GIVEN INSTRUCTION 1 — Reproduce the passage of the Schedule 13D amendment between "(a, b) The percentages" and "this Item 5(a, b).", inclusive.

SOURCE TEXT —
┌──

This Amendment No. 1 to the joint statement on Schedule 13D with respect to the common stock, $0.01 par value (the “Common Stock”), of Lifetime Brands, Inc., a Delaware corporation (the “Issuer”), filed by Mill Road Capital II, L.P., a Delaware limited partnership (the “Fund”), Mill Road Capital II GP LLC, a Delaware limited liability company (the “GP”), Thomas E. Lynch and Scott P. Scharfman (collectively, the “Reporting Persons”) on December 16, 2013 (such joint statement, as amended herein, the “Schedule 13D”), amends the Schedule 13D as follows:

 

1. Item 3 of the Schedule 13D shall hereby be amended and restated in full as follows:

 

     “Item 3.     Source and Amount of Funds or Other Consideration

The Reporting Persons acquired beneficial ownership of an aggregate of an aggregate of 822,291 shares of Common Stock for $10,641,230.09 using working capital from the Fund and the proceeds of margin loans under margin loan facilities maintained in the ordinary course of business by the Fund with a broker on customary terms and conditions.”

 

2. Paragraphs (a), (b) and (c) of Item 5 of the Schedule 13D shall hereby be amended and restated in full as follows:

 

     Item 5.     Interest in Securities of the Issuer

(a, b) The percentages of beneficial ownership reported in this Item 5, and on each Reporting Person’s cover page to this Schedule 13D, are based on a total of 13,598,921 shares of the Common Stock issued and outstanding as of July 31, 2014, as reported in the most recent quarterly report of the Issuer on Form 10-Q for its fiscal quarter ended June 30, 2014. All of the share numbers reported below, and on each Reporting Person’s cover page to this Schedule 13D, are as of October 3, 2014, unless otherwise indicated. The cover page to this Schedule 13D for each Reporting Person is incorporated by reference in its entirety into this Item 5(a, b).

The Fund directly holds, and thus has sole voting and dispositive power over, 822,291 shares of Common Stock. The GP, as sole general partner of the Fund, also has sole authority to vote (or direct the vote of), and to dispose (or direct the disposal) of, these shares of Common Stock on behalf of the Fund, and each of Messrs. Lynch and Scharfman has shared authority to vote (or direct the vote of), and to dispose (or direct the disposal) of, these shares on behalf of the GP. Accordingly, each of the Reporting Persons beneficially owns 822,291 shares of Common Stock, or approximately 6.0% of the outstanding shares of Common Stock, and the Reporting Persons beneficially own, in the aggregate, 822,291 shares of Common Stock, or approximately 6.0% of the outstanding shares of Common Stock. Messrs. Goldman and Jacobs do not have beneficial ownership of any shares of Common Stock.

└──

GIVEN INSTRUCTION 2 — Transcribe the records from their first line through the line containing "code-block-1: select* fromR", inclusive.

TASK MATERIAL —
┌──

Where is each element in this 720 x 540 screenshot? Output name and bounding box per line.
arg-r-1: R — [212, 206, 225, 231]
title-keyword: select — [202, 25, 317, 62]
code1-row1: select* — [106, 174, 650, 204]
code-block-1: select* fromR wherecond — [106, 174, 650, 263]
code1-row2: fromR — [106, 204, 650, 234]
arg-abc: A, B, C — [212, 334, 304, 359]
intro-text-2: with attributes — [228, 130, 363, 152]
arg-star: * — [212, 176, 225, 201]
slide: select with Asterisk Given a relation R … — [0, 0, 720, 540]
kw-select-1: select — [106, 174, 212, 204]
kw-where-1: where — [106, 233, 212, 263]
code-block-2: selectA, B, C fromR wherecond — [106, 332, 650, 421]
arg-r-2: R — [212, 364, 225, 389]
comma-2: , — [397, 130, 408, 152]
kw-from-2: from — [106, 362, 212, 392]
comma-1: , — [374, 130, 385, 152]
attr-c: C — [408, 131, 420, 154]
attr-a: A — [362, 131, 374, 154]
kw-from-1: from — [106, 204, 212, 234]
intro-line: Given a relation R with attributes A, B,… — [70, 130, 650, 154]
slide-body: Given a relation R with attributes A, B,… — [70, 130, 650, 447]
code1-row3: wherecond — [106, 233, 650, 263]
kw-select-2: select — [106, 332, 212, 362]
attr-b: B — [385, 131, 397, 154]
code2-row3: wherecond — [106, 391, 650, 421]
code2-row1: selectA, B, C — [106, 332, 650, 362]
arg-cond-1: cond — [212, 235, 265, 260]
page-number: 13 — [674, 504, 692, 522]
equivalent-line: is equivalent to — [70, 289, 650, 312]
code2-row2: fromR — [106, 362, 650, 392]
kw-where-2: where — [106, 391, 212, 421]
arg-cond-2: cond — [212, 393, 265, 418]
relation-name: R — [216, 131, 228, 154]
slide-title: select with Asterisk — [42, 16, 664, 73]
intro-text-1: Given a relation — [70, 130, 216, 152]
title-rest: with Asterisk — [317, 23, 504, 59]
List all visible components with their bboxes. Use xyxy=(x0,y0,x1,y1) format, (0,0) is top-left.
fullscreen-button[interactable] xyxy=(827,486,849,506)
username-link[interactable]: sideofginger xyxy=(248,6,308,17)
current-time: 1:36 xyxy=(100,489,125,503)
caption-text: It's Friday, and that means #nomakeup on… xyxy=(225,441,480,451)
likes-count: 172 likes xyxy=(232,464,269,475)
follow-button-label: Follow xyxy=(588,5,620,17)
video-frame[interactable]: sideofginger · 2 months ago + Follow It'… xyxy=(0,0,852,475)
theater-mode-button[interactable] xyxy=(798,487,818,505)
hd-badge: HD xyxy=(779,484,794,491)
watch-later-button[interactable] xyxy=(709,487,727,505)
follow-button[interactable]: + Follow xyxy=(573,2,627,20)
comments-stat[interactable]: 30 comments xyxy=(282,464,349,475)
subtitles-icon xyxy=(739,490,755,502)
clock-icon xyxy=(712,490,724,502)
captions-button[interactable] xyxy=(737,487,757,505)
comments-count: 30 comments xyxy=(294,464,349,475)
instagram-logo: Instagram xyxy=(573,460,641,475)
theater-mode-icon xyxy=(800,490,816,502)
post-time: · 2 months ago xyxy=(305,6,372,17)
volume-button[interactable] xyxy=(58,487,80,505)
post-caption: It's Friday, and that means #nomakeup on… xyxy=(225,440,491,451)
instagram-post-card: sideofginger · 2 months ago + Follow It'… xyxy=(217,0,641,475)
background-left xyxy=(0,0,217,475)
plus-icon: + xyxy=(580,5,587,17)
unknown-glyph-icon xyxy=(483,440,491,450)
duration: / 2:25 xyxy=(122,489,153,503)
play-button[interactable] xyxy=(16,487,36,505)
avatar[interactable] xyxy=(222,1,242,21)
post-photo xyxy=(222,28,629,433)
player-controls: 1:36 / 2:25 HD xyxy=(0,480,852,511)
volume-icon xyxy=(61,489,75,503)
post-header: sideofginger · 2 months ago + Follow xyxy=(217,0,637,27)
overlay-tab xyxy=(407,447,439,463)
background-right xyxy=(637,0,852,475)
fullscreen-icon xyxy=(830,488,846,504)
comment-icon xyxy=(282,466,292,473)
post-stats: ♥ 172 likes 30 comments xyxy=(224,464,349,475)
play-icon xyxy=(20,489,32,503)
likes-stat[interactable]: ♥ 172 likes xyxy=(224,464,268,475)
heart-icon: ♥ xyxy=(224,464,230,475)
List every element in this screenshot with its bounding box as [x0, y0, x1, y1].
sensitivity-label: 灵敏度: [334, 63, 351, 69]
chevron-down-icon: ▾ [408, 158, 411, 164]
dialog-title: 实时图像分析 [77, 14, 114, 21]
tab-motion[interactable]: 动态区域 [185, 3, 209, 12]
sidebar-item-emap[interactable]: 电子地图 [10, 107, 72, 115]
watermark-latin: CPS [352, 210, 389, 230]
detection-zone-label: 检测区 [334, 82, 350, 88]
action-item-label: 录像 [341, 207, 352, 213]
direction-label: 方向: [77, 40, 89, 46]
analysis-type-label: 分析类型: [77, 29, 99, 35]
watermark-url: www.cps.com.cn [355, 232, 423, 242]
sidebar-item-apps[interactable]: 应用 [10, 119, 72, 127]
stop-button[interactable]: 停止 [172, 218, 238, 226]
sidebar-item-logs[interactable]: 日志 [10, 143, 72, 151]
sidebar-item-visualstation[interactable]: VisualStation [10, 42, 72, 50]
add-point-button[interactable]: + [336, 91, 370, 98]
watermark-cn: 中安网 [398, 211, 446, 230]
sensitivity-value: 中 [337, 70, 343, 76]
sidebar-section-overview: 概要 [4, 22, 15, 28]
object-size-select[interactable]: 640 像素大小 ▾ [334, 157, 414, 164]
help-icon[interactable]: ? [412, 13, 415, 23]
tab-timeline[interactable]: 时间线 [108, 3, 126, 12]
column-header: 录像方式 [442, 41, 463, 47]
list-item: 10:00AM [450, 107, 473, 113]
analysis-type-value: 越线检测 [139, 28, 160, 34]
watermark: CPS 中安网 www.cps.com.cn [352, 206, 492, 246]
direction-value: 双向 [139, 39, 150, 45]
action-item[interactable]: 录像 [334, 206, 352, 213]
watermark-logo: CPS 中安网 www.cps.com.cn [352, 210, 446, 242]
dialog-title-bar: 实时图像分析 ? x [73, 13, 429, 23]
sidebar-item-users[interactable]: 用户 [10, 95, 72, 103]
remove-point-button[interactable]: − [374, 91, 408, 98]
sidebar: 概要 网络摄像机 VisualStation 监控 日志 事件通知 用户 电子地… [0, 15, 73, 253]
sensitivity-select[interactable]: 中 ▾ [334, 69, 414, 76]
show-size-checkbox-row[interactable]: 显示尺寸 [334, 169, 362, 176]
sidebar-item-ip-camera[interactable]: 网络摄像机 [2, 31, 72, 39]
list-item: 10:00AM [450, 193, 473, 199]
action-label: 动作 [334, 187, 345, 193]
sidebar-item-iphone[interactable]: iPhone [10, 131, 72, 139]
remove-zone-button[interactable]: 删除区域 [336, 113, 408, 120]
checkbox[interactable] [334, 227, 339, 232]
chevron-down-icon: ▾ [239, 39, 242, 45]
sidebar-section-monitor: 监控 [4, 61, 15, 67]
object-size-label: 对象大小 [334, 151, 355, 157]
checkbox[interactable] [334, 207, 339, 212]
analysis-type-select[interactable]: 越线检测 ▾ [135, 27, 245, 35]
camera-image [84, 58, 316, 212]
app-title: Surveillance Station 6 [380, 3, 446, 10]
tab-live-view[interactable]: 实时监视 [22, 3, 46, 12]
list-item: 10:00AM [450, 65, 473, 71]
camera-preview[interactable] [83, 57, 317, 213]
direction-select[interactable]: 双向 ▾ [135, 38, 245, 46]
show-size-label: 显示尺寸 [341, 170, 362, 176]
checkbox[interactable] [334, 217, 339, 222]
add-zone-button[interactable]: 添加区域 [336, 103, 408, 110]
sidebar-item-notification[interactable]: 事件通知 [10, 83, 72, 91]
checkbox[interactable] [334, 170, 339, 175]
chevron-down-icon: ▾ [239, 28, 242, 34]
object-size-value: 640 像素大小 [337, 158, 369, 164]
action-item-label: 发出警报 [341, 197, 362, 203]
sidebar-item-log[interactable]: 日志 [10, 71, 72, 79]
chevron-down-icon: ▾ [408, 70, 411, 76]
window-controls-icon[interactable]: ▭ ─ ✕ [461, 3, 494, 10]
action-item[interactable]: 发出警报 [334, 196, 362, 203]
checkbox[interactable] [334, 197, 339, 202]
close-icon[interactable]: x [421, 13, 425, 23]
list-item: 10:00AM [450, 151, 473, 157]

└──

FULL SOLUTION 1 —
(a, b) The percentages of beneficial ownership reported in this Item 5, and on each Reporting Person’s cover page to this Schedule 13D, are based on a total of 13,598,921 shares of the Common Stock issued and outstanding as of July 31, 2014, as reported in the most recent quarterly report of the Issuer on Form 10-Q for its fiscal quarter ended June 30, 2014. All of the share numbers reported below, and on each Reporting Person’s cover page to this Schedule 13D, are as of October 3, 2014, unless otherwise indicated. The cover page to this Schedule 13D for each Reporting Person is incorporated by reference in its entirety into this Item 5(a, b).

FULL SOLUTION 2 —
Where is each element in this 720 x 540 screenshot? Output name and bounding box per line.
arg-r-1: R — [212, 206, 225, 231]
title-keyword: select — [202, 25, 317, 62]
code1-row1: select* — [106, 174, 650, 204]
code-block-1: select* fromR wherecond — [106, 174, 650, 263]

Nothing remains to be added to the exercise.